AIM OF THE EXERCISE:
Find and copy each line of the records where the string "What" shows up.

EXERCISE DATA:

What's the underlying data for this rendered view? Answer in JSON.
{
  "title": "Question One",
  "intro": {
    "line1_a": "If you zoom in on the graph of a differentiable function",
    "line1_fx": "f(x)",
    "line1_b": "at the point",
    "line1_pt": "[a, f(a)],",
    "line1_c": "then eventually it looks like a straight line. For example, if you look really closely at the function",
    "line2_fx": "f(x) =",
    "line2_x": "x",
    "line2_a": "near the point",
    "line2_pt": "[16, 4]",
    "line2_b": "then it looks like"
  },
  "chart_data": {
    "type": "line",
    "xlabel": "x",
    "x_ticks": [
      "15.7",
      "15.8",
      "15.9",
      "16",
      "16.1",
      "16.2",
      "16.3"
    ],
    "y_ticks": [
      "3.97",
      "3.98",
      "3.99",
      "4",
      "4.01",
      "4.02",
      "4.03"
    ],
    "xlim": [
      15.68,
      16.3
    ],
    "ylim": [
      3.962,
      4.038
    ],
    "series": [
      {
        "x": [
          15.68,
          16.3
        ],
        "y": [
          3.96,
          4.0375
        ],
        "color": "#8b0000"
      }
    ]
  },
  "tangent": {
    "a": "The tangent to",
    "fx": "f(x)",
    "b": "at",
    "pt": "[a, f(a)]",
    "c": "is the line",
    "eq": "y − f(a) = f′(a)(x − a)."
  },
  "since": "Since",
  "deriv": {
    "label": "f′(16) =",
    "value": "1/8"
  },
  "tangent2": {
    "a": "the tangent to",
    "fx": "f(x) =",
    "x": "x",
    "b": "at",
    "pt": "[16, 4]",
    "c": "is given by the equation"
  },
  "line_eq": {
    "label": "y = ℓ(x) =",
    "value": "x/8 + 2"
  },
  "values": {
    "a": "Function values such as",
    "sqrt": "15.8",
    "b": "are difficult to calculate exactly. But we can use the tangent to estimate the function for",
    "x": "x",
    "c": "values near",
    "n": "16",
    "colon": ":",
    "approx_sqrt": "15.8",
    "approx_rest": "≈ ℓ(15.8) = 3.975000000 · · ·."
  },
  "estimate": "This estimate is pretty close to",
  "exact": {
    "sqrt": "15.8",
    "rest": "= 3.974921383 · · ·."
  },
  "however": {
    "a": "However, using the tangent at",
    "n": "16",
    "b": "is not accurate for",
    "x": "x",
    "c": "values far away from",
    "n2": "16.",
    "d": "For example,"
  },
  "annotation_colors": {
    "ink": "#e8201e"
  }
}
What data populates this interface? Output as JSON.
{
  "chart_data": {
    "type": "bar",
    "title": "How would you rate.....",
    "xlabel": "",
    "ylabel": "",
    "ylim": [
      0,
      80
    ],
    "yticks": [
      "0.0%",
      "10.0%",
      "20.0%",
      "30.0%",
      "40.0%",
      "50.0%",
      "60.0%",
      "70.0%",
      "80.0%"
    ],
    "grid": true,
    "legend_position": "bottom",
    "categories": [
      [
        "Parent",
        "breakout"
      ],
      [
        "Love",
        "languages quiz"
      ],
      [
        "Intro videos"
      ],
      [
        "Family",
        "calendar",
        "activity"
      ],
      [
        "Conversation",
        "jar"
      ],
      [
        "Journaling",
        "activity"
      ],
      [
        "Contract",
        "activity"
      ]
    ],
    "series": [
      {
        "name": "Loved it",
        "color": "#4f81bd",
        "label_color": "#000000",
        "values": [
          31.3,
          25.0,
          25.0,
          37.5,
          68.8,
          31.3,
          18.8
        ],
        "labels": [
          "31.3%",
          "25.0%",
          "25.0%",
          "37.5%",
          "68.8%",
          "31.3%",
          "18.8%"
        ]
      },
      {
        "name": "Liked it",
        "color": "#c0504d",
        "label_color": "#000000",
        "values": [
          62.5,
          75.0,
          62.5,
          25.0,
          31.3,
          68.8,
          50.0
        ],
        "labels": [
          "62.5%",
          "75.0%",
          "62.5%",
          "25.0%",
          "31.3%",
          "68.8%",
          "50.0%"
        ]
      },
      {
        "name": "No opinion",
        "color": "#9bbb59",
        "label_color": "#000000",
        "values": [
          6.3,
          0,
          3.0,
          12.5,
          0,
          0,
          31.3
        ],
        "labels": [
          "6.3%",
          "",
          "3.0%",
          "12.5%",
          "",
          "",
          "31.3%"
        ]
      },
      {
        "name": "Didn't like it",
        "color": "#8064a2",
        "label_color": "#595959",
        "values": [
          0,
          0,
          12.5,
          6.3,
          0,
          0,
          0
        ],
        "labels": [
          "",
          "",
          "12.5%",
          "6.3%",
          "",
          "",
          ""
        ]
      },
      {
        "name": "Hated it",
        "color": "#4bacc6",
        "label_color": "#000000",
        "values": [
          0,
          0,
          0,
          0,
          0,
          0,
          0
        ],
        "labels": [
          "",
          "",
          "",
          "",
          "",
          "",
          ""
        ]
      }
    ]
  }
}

FULL ANSWER:
What's the underlying data for this rendered view? Answer in JSON.
What data populates this interface? Output as JSON.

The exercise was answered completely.